## Exercise
Count the lines in the items below that contain the string "squires". Reply with that number alone.

## Available records

** Start **

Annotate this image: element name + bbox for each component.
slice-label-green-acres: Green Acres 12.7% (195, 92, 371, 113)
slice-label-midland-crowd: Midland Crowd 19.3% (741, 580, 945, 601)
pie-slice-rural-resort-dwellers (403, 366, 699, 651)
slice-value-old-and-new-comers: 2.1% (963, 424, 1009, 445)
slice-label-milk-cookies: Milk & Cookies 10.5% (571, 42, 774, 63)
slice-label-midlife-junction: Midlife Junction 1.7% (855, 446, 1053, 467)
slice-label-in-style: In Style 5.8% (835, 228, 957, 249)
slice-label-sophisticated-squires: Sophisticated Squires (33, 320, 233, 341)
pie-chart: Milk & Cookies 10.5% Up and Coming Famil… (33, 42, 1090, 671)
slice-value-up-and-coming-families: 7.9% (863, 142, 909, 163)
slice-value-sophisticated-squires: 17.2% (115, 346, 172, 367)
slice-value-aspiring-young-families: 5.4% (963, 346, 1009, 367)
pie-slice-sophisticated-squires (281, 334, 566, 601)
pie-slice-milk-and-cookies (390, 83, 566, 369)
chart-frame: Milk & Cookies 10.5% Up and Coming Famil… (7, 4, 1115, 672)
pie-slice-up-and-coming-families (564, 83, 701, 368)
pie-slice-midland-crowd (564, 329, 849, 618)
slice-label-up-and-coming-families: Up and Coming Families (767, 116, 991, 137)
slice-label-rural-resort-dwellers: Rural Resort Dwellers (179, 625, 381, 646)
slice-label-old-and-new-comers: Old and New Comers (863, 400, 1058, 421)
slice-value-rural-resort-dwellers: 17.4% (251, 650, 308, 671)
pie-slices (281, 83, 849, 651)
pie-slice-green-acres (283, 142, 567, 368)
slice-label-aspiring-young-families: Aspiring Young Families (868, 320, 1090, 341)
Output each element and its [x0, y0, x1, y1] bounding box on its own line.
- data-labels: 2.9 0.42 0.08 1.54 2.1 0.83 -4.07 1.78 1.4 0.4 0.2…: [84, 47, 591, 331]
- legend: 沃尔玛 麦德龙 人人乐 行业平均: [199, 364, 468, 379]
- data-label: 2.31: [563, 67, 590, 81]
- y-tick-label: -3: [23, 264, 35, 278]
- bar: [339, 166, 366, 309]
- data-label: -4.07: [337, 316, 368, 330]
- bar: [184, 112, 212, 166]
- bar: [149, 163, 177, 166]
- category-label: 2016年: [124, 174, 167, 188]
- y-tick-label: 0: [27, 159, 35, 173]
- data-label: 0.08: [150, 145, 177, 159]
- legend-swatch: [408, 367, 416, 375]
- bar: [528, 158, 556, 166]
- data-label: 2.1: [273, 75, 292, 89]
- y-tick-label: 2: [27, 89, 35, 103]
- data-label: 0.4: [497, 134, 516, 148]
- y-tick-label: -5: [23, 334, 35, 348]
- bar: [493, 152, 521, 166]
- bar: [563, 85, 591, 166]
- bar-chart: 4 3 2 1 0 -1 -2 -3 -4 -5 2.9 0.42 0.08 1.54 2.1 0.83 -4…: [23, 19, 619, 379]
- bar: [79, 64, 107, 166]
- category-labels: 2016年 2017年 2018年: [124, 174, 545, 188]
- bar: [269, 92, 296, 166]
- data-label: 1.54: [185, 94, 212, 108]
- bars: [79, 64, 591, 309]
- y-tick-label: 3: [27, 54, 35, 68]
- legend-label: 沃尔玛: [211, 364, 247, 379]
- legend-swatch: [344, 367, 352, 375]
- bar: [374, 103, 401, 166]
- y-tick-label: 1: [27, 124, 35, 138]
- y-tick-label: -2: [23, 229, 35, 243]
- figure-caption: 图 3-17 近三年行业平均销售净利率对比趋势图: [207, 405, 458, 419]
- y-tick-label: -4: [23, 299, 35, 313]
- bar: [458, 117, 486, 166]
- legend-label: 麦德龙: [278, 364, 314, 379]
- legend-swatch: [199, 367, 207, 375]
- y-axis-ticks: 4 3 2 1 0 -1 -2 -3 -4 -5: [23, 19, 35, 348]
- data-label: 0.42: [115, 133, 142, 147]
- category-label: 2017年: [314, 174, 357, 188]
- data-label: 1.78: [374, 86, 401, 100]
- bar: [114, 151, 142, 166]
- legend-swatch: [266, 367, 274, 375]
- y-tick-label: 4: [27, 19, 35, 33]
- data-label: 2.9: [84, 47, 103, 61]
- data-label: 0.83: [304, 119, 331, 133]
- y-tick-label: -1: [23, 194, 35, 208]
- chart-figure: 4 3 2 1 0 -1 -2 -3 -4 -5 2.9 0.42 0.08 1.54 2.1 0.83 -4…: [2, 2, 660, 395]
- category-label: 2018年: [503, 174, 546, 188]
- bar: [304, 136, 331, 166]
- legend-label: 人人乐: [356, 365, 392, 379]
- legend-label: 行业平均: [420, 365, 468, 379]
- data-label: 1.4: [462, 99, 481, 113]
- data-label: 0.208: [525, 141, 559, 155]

** End **

## Exercise result
3